— Begin Source —

Apk is a zip file (kinda)
$ unzip app.apk
Java / Dalvik bytecode
- Cannot be run by processor.
- Can be run by VM (JVM/DVM).
- DVM: code that your processor can run, takes Dalvik bytecode as input and executes intended behaviour.
- We use virtual machine so that the same code can run across multiple devices / architectures (DVM is custom).
- There is on security benefit to having a virtual machine.
Dalvik bytecode verifier
- Checks if the bytecode is well-formed.
- Dalvik is easy to disassemble.
- Therefore bad for the bad guys.
What can bad guys do then?
- You can still obfuscate (Reflection).
- You can also load code dynamically.
- Or use native code (no such thing as native code verifier, Google NaCl doesn't apply).
Dalvik bytecode
- Knows about OO concepts.
- Dest-to-src syntax.
- Types: V void, B byte, S short, C char, I int, Z boolean.
- Classes: L<fullyqualifiedclassname> (ex.: Landroid.content.Intent;).
- The bytecode is nicely split in "methods" (.smali files).
- Dalvik is register-based.
- Each method has its own register "frame".
- Methods' args are placed in the last registers of the frame.
- If a method is non-static, the first argument is "this".
Register frame
Consider a method s.t.
- it takes 3 arguments
- its register frame has 6 registers
The method will use
- Registers v0, v1, v2, v3, v4, v5
- Arguments are placed in v3, v4, v5
Register model
- Different from CPU registers.
- Not shared across methods.
- Can contain values and references though.
Examples
int pig(int x) {
return 2*x;
}
.method pig(I)I
.registers 3
mul-int/lit8 v0, v2, 0x2
return v0
.end method
int foo(int a, Peppa p) {
int b = p.pig(a);
return b;
}
.method foo(ILcom/mobisec/Peppa;)I
.registers 5
invoke-virtual {v4, v3}, Lcom/mobisec/Peppa;->pig(I)I
move-result v0
add-int v1, v3, v0
return v1
.end method
Dalvik instructions ~
; moving
const v5, 0x123
move v4, v5
; arithmetic
add-int v1, v3, v0
mul-int/lit8 v0, v2, 0x2
; invocation
invoke-virtual {v4, v3}, Lcom/mobisec/Peppa;->pig(I)I
invoke-static ...

— End Source —

**Exercises:**
1) According to the Dalvik bytecode notes, in which registers are a method's arguments placed?
2) Return the passage of the Dalvik bytecode notes from "- DVM: code" up to and including "- Dest-to-src syntax.".
3) Translate this sentence from the Dalvik bytecode notes into Spanish: "Each method has its own register "frame"."
The listing is not needed here.

— Begin Material shown —

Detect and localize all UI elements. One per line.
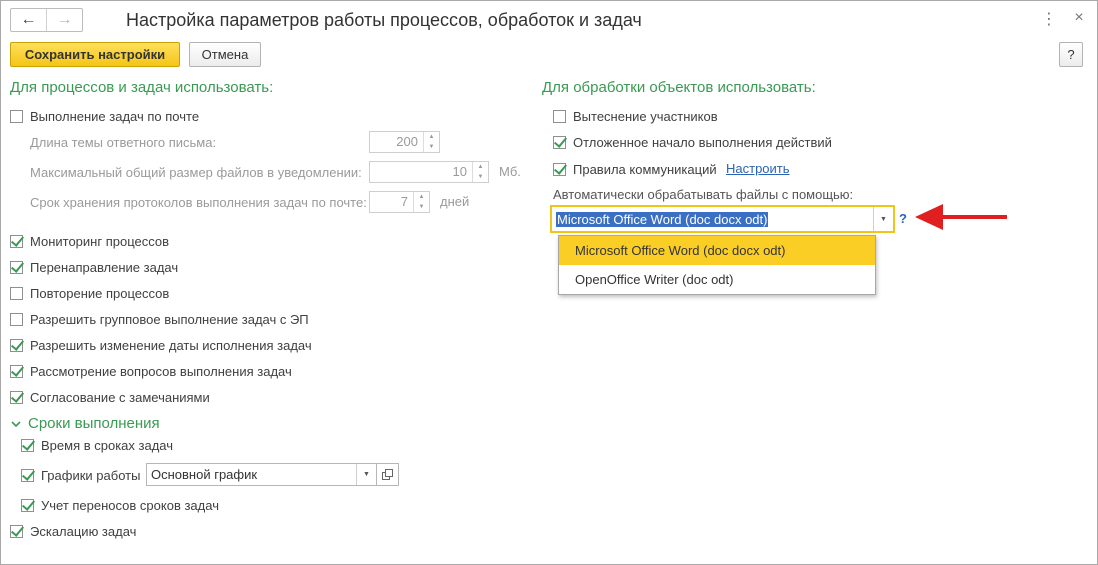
option-process-monitoring[interactable]: Мониторинг процессов — [10, 232, 169, 250]
chevron-down-icon — [11, 420, 21, 427]
task-redirect-checkbox[interactable] — [10, 260, 23, 274]
back-button[interactable]: ← — [11, 9, 46, 31]
processes-section-header: Для процессов и задач использовать: — [10, 79, 274, 96]
change-due-date-checkbox[interactable] — [10, 338, 23, 352]
arrow-left-icon: ← — [20, 11, 37, 28]
max-file-size-unit: Мб. — [499, 164, 521, 179]
mail-tasks-checkbox[interactable] — [10, 109, 23, 123]
log-retention-value: 7 — [400, 194, 408, 209]
process-monitoring-checkbox[interactable] — [10, 234, 23, 248]
deadline-transfers-checkbox[interactable] — [21, 498, 34, 512]
deferred-start-checkbox[interactable] — [553, 135, 566, 149]
option-time-in-deadlines[interactable]: Время в сроках задач — [21, 436, 173, 454]
cancel-button[interactable]: Отмена — [189, 42, 261, 67]
max-file-size-value: 10 — [452, 164, 467, 179]
reply-subject-length-input[interactable]: 200 ▲ ▼ — [369, 131, 440, 153]
red-arrow-icon — [915, 204, 1007, 230]
option-deadline-transfers[interactable]: Учет переносов сроков задач — [21, 496, 219, 514]
spin-down-icon[interactable]: ▼ — [414, 202, 429, 212]
option-group-execution-es[interactable]: Разрешить групповое выполнение задач с Э… — [10, 310, 309, 328]
work-schedules-checkbox[interactable] — [21, 468, 34, 482]
option-deferred-start[interactable]: Отложенное начало выполнения действий — [553, 133, 832, 151]
objects-section-header: Для обработки объектов использовать: — [542, 79, 816, 96]
more-menu-button[interactable]: ⋮ — [1040, 9, 1058, 29]
option-participant-displacement[interactable]: Вытеснение участников — [553, 107, 718, 125]
spin-down-icon[interactable]: ▼ — [424, 142, 439, 152]
time-in-deadlines-checkbox[interactable] — [21, 438, 34, 452]
auto-process-dropdown-list: Microsoft Office Word (doc docx odt) Ope… — [558, 235, 876, 295]
option-escalation[interactable]: Эскалацию задач — [10, 522, 136, 540]
log-retention-input[interactable]: 7 ▲ ▼ — [369, 191, 430, 213]
dropdown-option-word[interactable]: Microsoft Office Word (doc docx odt) — [559, 236, 875, 265]
option-communication-rules[interactable]: Правила коммуникаций — [553, 160, 717, 178]
close-icon: × — [1074, 9, 1084, 26]
close-button[interactable]: × — [1070, 9, 1088, 27]
group-execution-es-checkbox[interactable] — [10, 312, 23, 326]
option-execution-questions[interactable]: Рассмотрение вопросов выполнения задач — [10, 362, 292, 380]
reply-subject-length-value: 200 — [396, 134, 418, 149]
save-settings-button[interactable]: Сохранить настройки — [10, 42, 180, 67]
option-approval-remarks[interactable]: Согласование с замечаниями — [10, 388, 210, 406]
deadlines-group-header[interactable]: Сроки выполнения — [10, 415, 160, 432]
vertical-dots-icon: ⋮ — [1041, 11, 1057, 28]
participant-displacement-checkbox[interactable] — [553, 109, 566, 123]
approval-remarks-checkbox[interactable] — [10, 390, 23, 404]
execution-questions-checkbox[interactable] — [10, 364, 23, 378]
escalation-checkbox[interactable] — [10, 524, 23, 538]
mail-tasks-label: Выполнение задач по почте — [30, 108, 200, 124]
dropdown-arrow-icon[interactable]: ▼ — [873, 207, 893, 231]
window-title: Настройка параметров работы процессов, о… — [126, 10, 642, 30]
configure-link[interactable]: Настроить — [726, 161, 790, 176]
spin-down-icon[interactable]: ▼ — [473, 172, 488, 182]
option-task-redirect[interactable]: Перенаправление задач — [10, 258, 178, 276]
auto-process-select[interactable]: Microsoft Office Word (doc docx odt) ▼ — [550, 205, 895, 233]
spin-up-icon[interactable]: ▲ — [424, 132, 439, 142]
option-work-schedules[interactable]: Графики работы — [21, 466, 140, 484]
auto-process-label: Автоматически обрабатывать файлы с помощ… — [553, 187, 854, 202]
auto-process-value: Microsoft Office Word (doc docx odt) — [556, 211, 769, 227]
work-schedule-value: Основной график — [151, 467, 258, 482]
log-retention-unit: дней — [440, 194, 470, 209]
settings-window: ← → Настройка параметров работы процессо… — [0, 0, 1098, 565]
work-schedule-select[interactable]: Основной график ▼ — [146, 463, 377, 486]
reply-subject-length-label: Длина темы ответного письма: — [30, 134, 217, 150]
spin-up-icon[interactable]: ▲ — [414, 192, 429, 202]
process-repeat-checkbox[interactable] — [10, 286, 23, 300]
arrow-right-icon: → — [56, 11, 73, 28]
forward-button[interactable]: → — [46, 9, 82, 31]
dropdown-option-openoffice[interactable]: OpenOffice Writer (doc odt) — [559, 265, 875, 294]
navigation-buttons: ← → — [10, 8, 83, 32]
max-file-size-label: Максимальный общий размер файлов в уведо… — [30, 164, 362, 180]
help-button[interactable]: ? — [1059, 42, 1083, 67]
mail-tasks-option[interactable]: Выполнение задач по почте — [10, 107, 199, 125]
log-retention-label: Срок хранения протоколов выполнения зада… — [30, 194, 367, 210]
option-change-due-date[interactable]: Разрешить изменение даты исполнения зада… — [10, 336, 312, 354]
dropdown-arrow-icon[interactable]: ▼ — [356, 464, 376, 485]
option-process-repeat[interactable]: Повторение процессов — [10, 284, 169, 302]
communication-rules-checkbox[interactable] — [553, 162, 566, 176]
open-window-icon — [382, 469, 393, 480]
help-question-icon[interactable]: ? — [899, 211, 907, 226]
spin-up-icon[interactable]: ▲ — [473, 162, 488, 172]
max-file-size-input[interactable]: 10 ▲ ▼ — [369, 161, 489, 183]
open-schedule-button[interactable] — [377, 463, 399, 486]
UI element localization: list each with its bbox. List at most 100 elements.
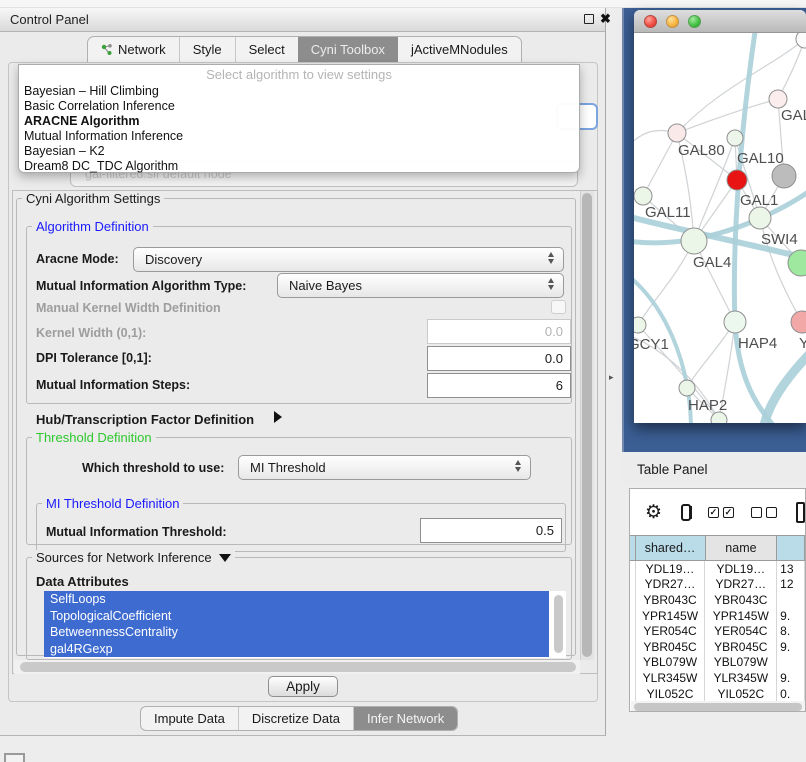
which-threshold-label: Which threshold to use: [82,461,224,475]
algorithm-dropdown-prompt: Select algorithm to view settings [19,65,579,84]
mi-threshold-value: 0.5 [536,523,554,538]
settings-hscrollbar-thumb[interactable] [20,662,576,672]
mi-type-combo[interactable]: Naive Bayes [277,273,564,298]
graph-node[interactable] [668,124,686,142]
graph-node[interactable] [634,187,652,205]
graph-edge[interactable] [643,133,677,196]
graph-node-label: GAL7 [781,107,806,124]
data-attributes-list[interactable]: SelfLoopsTopologicalCoefficientBetweenne… [44,591,566,658]
bottom-tab-impute-data[interactable]: Impute Data [141,707,238,730]
network-canvas[interactable]: GAL80GAL10GAL7GAL11GAL1SWI4GAL4GCY1HAP4Y… [634,33,806,423]
graph-node[interactable] [791,311,806,333]
aracne-mode-combo[interactable]: Discovery [133,247,564,272]
close-traffic-light-icon[interactable] [644,15,657,28]
list-scrollbar[interactable] [554,595,563,653]
table-hscrollbar-thumb[interactable] [634,703,802,711]
network-window-titlebar[interactable] [634,10,806,33]
graph-edge[interactable] [687,322,735,388]
mi-threshold-group-title: MI Threshold Definition [42,496,183,511]
algorithm-option[interactable]: Bayesian – K2 [19,144,579,159]
graph-node[interactable] [772,164,796,188]
algorithm-option[interactable]: Mutual Information Inference [19,129,579,144]
table-row[interactable]: YER054CYER054C8. [630,623,805,639]
settings-vscrollbar-thumb[interactable] [582,193,592,657]
control-panel-titlebar[interactable]: Control Panel ✖ [0,8,606,32]
columns-icon[interactable] [681,504,691,521]
table-row[interactable]: YBL079WYBL079W [630,655,805,671]
mi-threshold-input[interactable]: 0.5 [420,518,562,543]
expand-arrow-icon[interactable] [274,410,282,428]
tab-label: Network [118,42,166,57]
splitter-arrow-icon[interactable]: ▸ [609,372,614,383]
bottom-tab-discretize-data[interactable]: Discretize Data [238,707,353,730]
graph-edge-thick[interactable] [762,343,806,423]
apply-button[interactable]: Apply [268,676,338,697]
column-header-shared[interactable]: shared… [636,536,706,560]
table-row[interactable]: YBR043CYBR043C [630,592,805,608]
minimize-traffic-light-icon[interactable] [666,15,679,28]
tab-style[interactable]: Style [179,37,235,62]
tab-select[interactable]: Select [235,37,298,62]
restore-icon[interactable] [584,14,594,24]
graph-node[interactable] [634,317,646,333]
graph-node[interactable] [796,33,806,48]
manual-kernel-checkbox[interactable] [551,300,566,314]
document-icon[interactable] [796,502,805,523]
algorithm-option[interactable]: Bayesian – Hill Climbing [19,84,579,99]
cyni-settings-group-title: Cyni Algorithm Settings [22,191,164,206]
mi-steps-input[interactable]: 6 [427,373,571,398]
table-panel-titlebar[interactable]: Table Panel [622,452,806,486]
collapse-arrow-icon[interactable] [219,550,231,565]
attribute-item[interactable]: BetweennessCentrality [44,624,549,641]
table-row[interactable]: YDR27…YDR27…12 [630,577,805,593]
table-cell: YDL19… [636,561,706,577]
attribute-item[interactable]: gal4RGexp [44,641,549,658]
tab-cyni-toolbox[interactable]: Cyni Toolbox [298,37,398,62]
table-cell: 13 [777,561,805,577]
algorithm-option[interactable]: Basic Correlation Inference [19,99,579,114]
tab-network[interactable]: Network [88,37,179,62]
algorithm-definition-title: Algorithm Definition [32,219,153,234]
graph-node[interactable] [727,170,747,190]
graph-node[interactable] [679,380,695,396]
graph-edge[interactable] [778,39,805,99]
gear-icon[interactable]: ⚙ [645,501,662,524]
graph-node[interactable] [769,90,787,108]
dpi-tolerance-input[interactable]: 0.0 [427,346,571,371]
graph-node-label: GCY1 [634,336,669,353]
table-cell: YBR045C [636,639,706,655]
which-threshold-combo[interactable]: MI Threshold [238,455,531,480]
zoom-traffic-light-icon[interactable] [688,15,701,28]
table-row[interactable]: YBR045CYBR045C9. [630,639,805,655]
algorithm-option[interactable]: ARACNE Algorithm [19,114,579,129]
attribute-item[interactable]: TopologicalCoefficient [44,608,549,625]
sources-group-title: Sources for Network Inference [32,550,235,565]
graph-edge[interactable] [677,99,778,133]
bottom-tab-infer-network[interactable]: Infer Network [353,707,457,730]
network-view-window[interactable]: GAL80GAL10GAL7GAL11GAL1SWI4GAL4GCY1HAP4Y… [634,10,806,423]
graph-node[interactable] [727,130,743,146]
table-row[interactable]: YIL052CYIL052C0. [630,686,805,701]
checked-pair-icon[interactable]: ✓✓ [708,507,734,518]
table-row[interactable]: YDL19…YDL19…13 [630,561,805,577]
column-header[interactable] [777,536,805,560]
kernel-width-input[interactable]: 0.0 [427,319,571,344]
graph-edge[interactable] [638,241,694,325]
graph-node[interactable] [724,311,746,333]
table-row[interactable]: YPR145WYPR145W9. [630,608,805,624]
attribute-item[interactable]: SelfLoops [44,591,549,608]
corner-widget-icon[interactable] [4,753,25,762]
graph-node[interactable] [681,228,707,254]
aracne-mode-value: Discovery [145,252,202,267]
column-header-name[interactable]: name [706,536,778,560]
graph-node[interactable] [749,207,771,229]
table-hscrollbar[interactable] [631,701,805,712]
tab-jactivemnodules[interactable]: jActiveMNodules [398,37,521,62]
table-row[interactable]: YLR345WYLR345W9. [630,670,805,686]
kernel-width-value: 0.0 [545,324,563,339]
graph-node-label: GAL11 [645,204,691,221]
table-cell: YER054C [636,623,706,639]
close-icon[interactable]: ✖ [600,11,611,27]
algorithm-option[interactable]: Dream8 DC_TDC Algorithm [19,159,579,174]
unchecked-pair-icon[interactable] [751,507,777,518]
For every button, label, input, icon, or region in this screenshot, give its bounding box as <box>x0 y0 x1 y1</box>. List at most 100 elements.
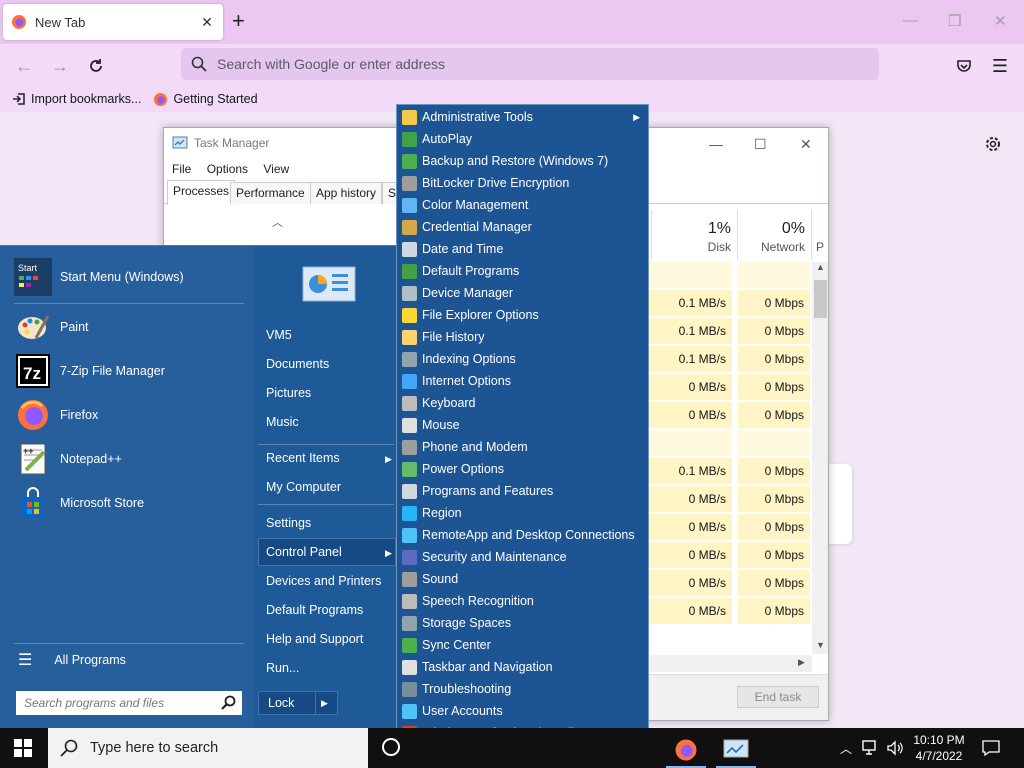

— End Material shown —

**Worked solutions:**
1) They are placed in the last registers of the method's register frame.

2)
- DVM: code that your processor can run, takes Dalvik bytecode as input and executes intended behaviour.
- We use virtual machine so that the same code can run across multiple devices / architectures (DVM is custom).
- There is on security benefit to having a virtual machine.
Dalvik bytecode verifier
- Checks if the bytecode is well-formed.
- Dalvik is easy to disassemble.
- Therefore bad for the bad guys.
What can bad guys do then?
- You can still obfuscate (Reflection).
- You can also load code dynamically.
- Or use native code (no such thing as native code verifier, Google NaCl doesn't apply).
Dalvik bytecode
- Knows about OO concepts.
- Dest-to-src syntax.

3) Cada método tiene su propio "marco" de registros.